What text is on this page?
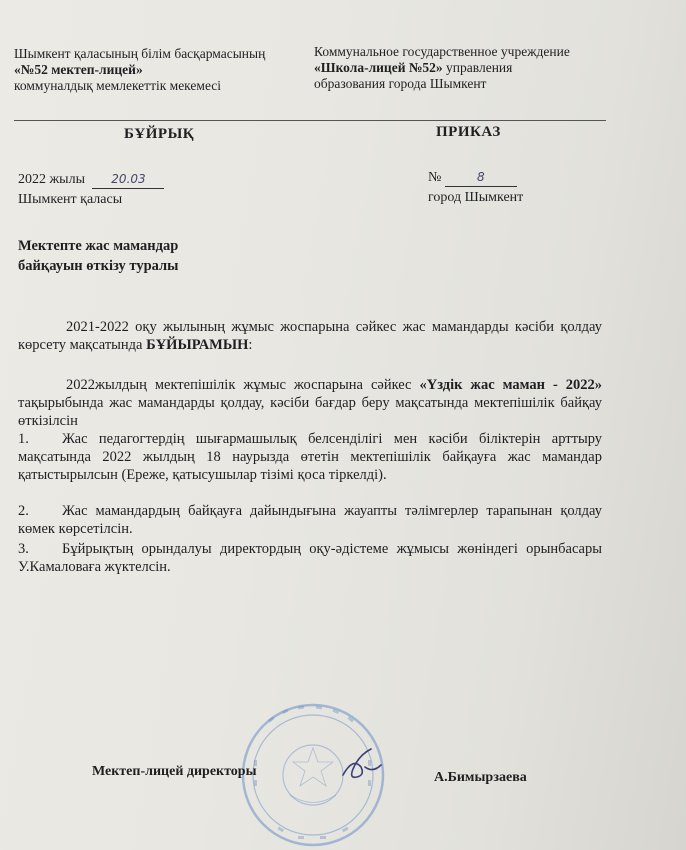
Шымкент қаласының білім басқармасының
«№52 мектеп-лицей»
коммуналдық мемлекеттік мекемесі
Коммунальное государственное учреждение
«Школа-лицей №52» управления
образования города Шымкент
БҰЙРЫҚ	ПРИКАЗ
2022 жылы 20.03
Шымкент қаласы
№	8
город Шымкент
Мектепте жас мамандар
байқауын өткізу туралы
2021-2022 оқу жылының жұмыс жоспарына сәйкес жас мамандарды кәсіби қолдау көрсету мақсатында БҰЙЫРАМЫН:
2022жылдың мектепішілік жұмыс жоспарына сәйкес «Үздік жас маман - 2022» тақырыбында жас мамандарды қолдау, кәсіби бағдар беру мақсатында мектепішілік байқау өткізілсін
1. Жас педагогтердің шығармашылық белсенділігі мен кәсіби біліктерін арттыру мақсатында 2022 жылдың 18 наурызда өтетін мектепішілік байқауға жас мамандар қатыстырылсын (Ереже, қатысушылар тізімі қоса тіркелді).
2. Жас мамандардың байқауға дайындығына жауапты тәлімгерлер тарапынан қолдау көмек көрсетілсін.
3. Бұйрықтың орындалуы директордың оқу-әдістеме жұмысы жөніндегі орынбасары У.Камаловаға жүктелсін.
Мектеп-лицей директоры	А.Бимырзаева
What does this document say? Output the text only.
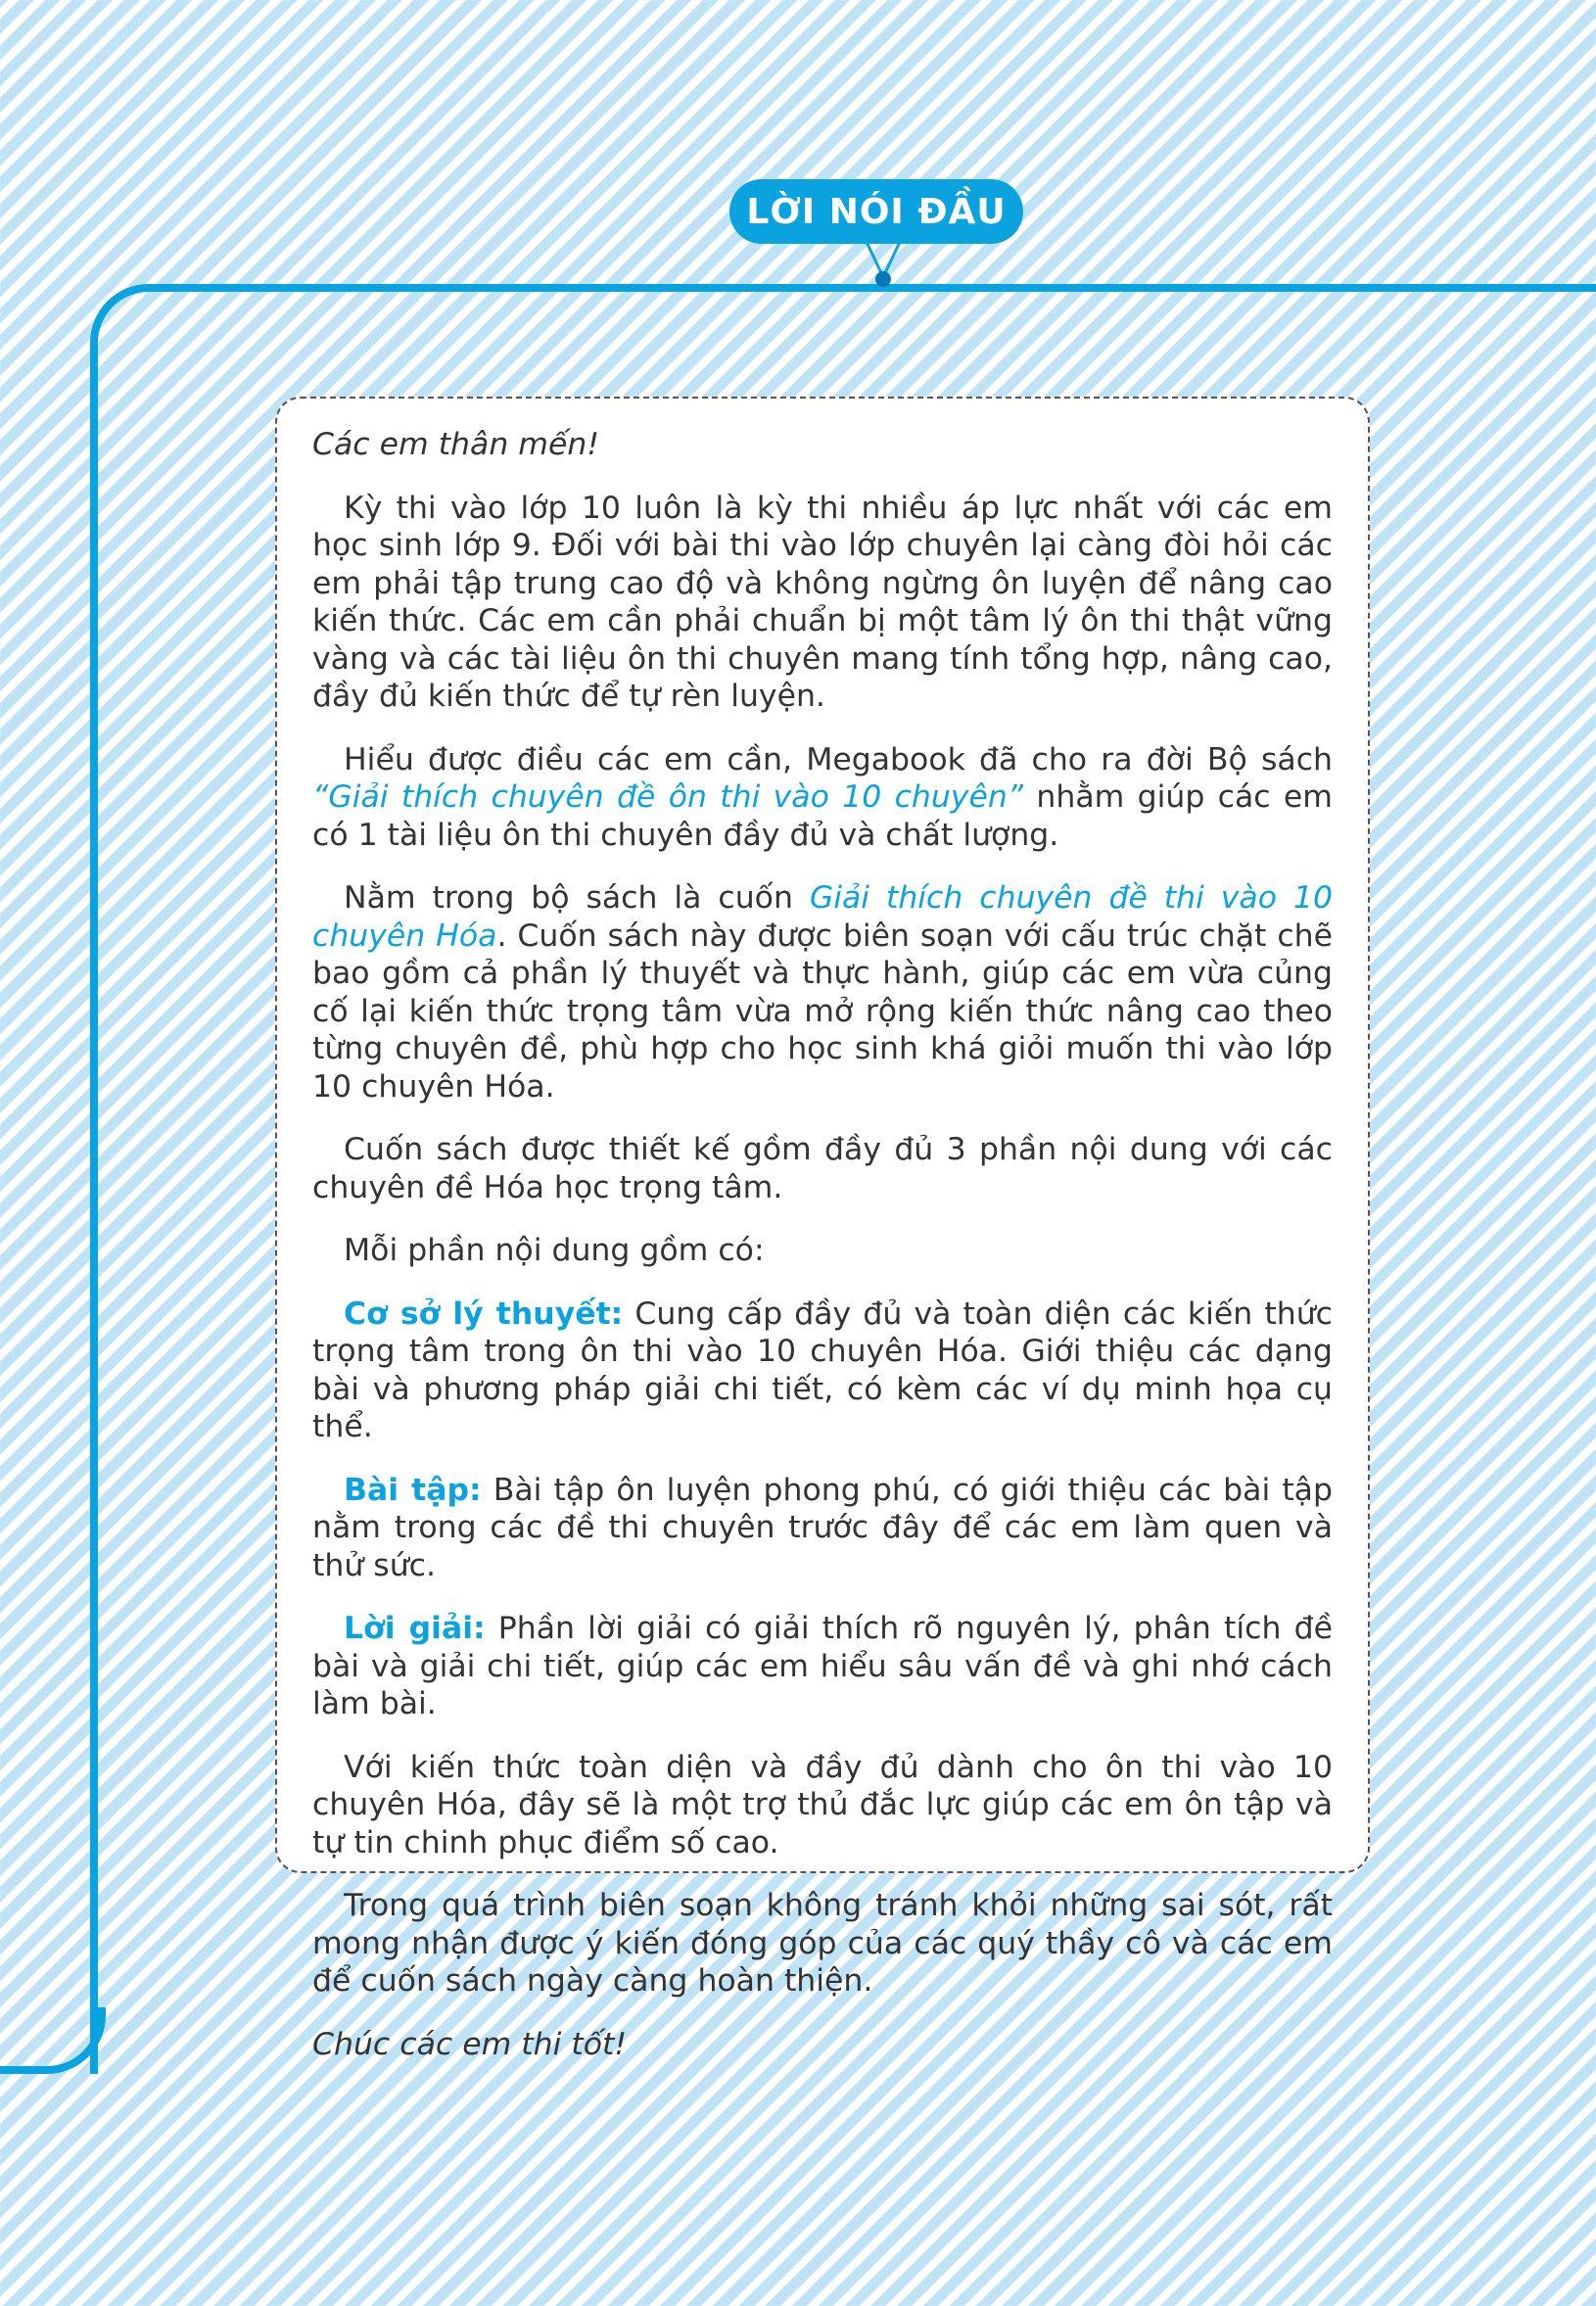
LỜI NÓI ĐẦU

Các em thân mến!

Kỳ thi vào lớp 10 luôn là kỳ thi nhiều áp lực nhất với các em học sinh lớp 9. Đối với bài thi vào lớp chuyên lại càng đòi hỏi các em phải tập trung cao độ và không ngừng ôn luyện để nâng cao kiến thức. Các em cần phải chuẩn bị một tâm lý ôn thi thật vững vàng và các tài liệu ôn thi chuyên mang tính tổng hợp, nâng cao, đầy đủ kiến thức để tự rèn luyện.

Hiểu được điều các em cần, Megabook đã cho ra đời Bộ sách “Giải thích chuyên đề ôn thi vào 10 chuyên” nhằm giúp các em có 1 tài liệu ôn thi chuyên đầy đủ và chất lượng.

Nằm trong bộ sách là cuốn Giải thích chuyên đề thi vào 10 chuyên Hóa. Cuốn sách này được biên soạn với cấu trúc chặt chẽ bao gồm cả phần lý thuyết và thực hành, giúp các em vừa củng cố lại kiến thức trọng tâm vừa mở rộng kiến thức nâng cao theo từng chuyên đề, phù hợp cho học sinh khá giỏi muốn thi vào lớp 10 chuyên Hóa.

Cuốn sách được thiết kế gồm đầy đủ 3 phần nội dung với các chuyên đề Hóa học trọng tâm.

Mỗi phần nội dung gồm có:

Cơ sở lý thuyết: Cung cấp đầy đủ và toàn diện các kiến thức trọng tâm trong ôn thi vào 10 chuyên Hóa. Giới thiệu các dạng bài và phương pháp giải chi tiết, có kèm các ví dụ minh họa cụ thể.

Bài tập: Bài tập ôn luyện phong phú, có giới thiệu các bài tập nằm trong các đề thi chuyên trước đây để các em làm quen và thử sức.

Lời giải: Phần lời giải có giải thích rõ nguyên lý, phân tích đề bài và giải chi tiết, giúp các em hiểu sâu vấn đề và ghi nhớ cách làm bài.

Với kiến thức toàn diện và đầy đủ dành cho ôn thi vào 10 chuyên Hóa, đây sẽ là một trợ thủ đắc lực giúp các em ôn tập và tự tin chinh phục điểm số cao.

Trong quá trình biên soạn không tránh khỏi những sai sót, rất mong nhận được ý kiến đóng góp của các quý thầy cô và các em để cuốn sách ngày càng hoàn thiện.

Chúc các em thi tốt!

————

_WHAT YOU WILL DO_. Reproduce all of the entries word for word, skipping any pictures they hold.

_ANSWER TO THE EXERCISE_.
What text is on this page?
Шымкент қаласының білім басқармасының
«№52 мектеп-лицей»
коммуналдық мемлекеттік мекемесі
Коммунальное государственное учреждение
«Школа-лицей №52» управления
образования города Шымкент
БҰЙРЫҚ	ПРИКАЗ
2022 жылы 20.03
Шымкент қаласы
№	8
город Шымкент
Мектепте жас мамандар
байқауын өткізу туралы
2021-2022 оқу жылының жұмыс жоспарына сәйкес жас мамандарды кәсіби қолдау көрсету мақсатында БҰЙЫРАМЫН:
2022жылдың мектепішілік жұмыс жоспарына сәйкес «Үздік жас маман - 2022» тақырыбында жас мамандарды қолдау, кәсіби бағдар беру мақсатында мектепішілік байқау өткізілсін
1. Жас педагогтердің шығармашылық белсенділігі мен кәсіби біліктерін арттыру мақсатында 2022 жылдың 18 наурызда өтетін мектепішілік байқауға жас мамандар қатыстырылсын (Ереже, қатысушылар тізімі қоса тіркелді).
2. Жас мамандардың байқауға дайындығына жауапты тәлімгерлер тарапынан қолдау көмек көрсетілсін.
3. Бұйрықтың орындалуы директордың оқу-әдістеме жұмысы жөніндегі орынбасары У.Камаловаға жүктелсін.
Мектеп-лицей директоры	А.Бимырзаева
What does this document say? Output the text only.
LỜI NÓI ĐẦU

Các em thân mến!

Kỳ thi vào lớp 10 luôn là kỳ thi nhiều áp lực nhất với các em học sinh lớp 9. Đối với bài thi vào lớp chuyên lại càng đòi hỏi các em phải tập trung cao độ và không ngừng ôn luyện để nâng cao kiến thức. Các em cần phải chuẩn bị một tâm lý ôn thi thật vững vàng và các tài liệu ôn thi chuyên mang tính tổng hợp, nâng cao, đầy đủ kiến thức để tự rèn luyện.

Hiểu được điều các em cần, Megabook đã cho ra đời Bộ sách “Giải thích chuyên đề ôn thi vào 10 chuyên” nhằm giúp các em có 1 tài liệu ôn thi chuyên đầy đủ và chất lượng.

Nằm trong bộ sách là cuốn Giải thích chuyên đề thi vào 10 chuyên Hóa. Cuốn sách này được biên soạn với cấu trúc chặt chẽ bao gồm cả phần lý thuyết và thực hành, giúp các em vừa củng cố lại kiến thức trọng tâm vừa mở rộng kiến thức nâng cao theo từng chuyên đề, phù hợp cho học sinh khá giỏi muốn thi vào lớp 10 chuyên Hóa.

Cuốn sách được thiết kế gồm đầy đủ 3 phần nội dung với các chuyên đề Hóa học trọng tâm.

Mỗi phần nội dung gồm có:

Cơ sở lý thuyết: Cung cấp đầy đủ và toàn diện các kiến thức trọng tâm trong ôn thi vào 10 chuyên Hóa. Giới thiệu các dạng bài và phương pháp giải chi tiết, có kèm các ví dụ minh họa cụ thể.

Bài tập: Bài tập ôn luyện phong phú, có giới thiệu các bài tập nằm trong các đề thi chuyên trước đây để các em làm quen và thử sức.

Lời giải: Phần lời giải có giải thích rõ nguyên lý, phân tích đề bài và giải chi tiết, giúp các em hiểu sâu vấn đề và ghi nhớ cách làm bài.

Với kiến thức toàn diện và đầy đủ dành cho ôn thi vào 10 chuyên Hóa, đây sẽ là một trợ thủ đắc lực giúp các em ôn tập và tự tin chinh phục điểm số cao.

Trong quá trình biên soạn không tránh khỏi những sai sót, rất mong nhận được ý kiến đóng góp của các quý thầy cô và các em để cuốn sách ngày càng hoàn thiện.

Chúc các em thi tốt!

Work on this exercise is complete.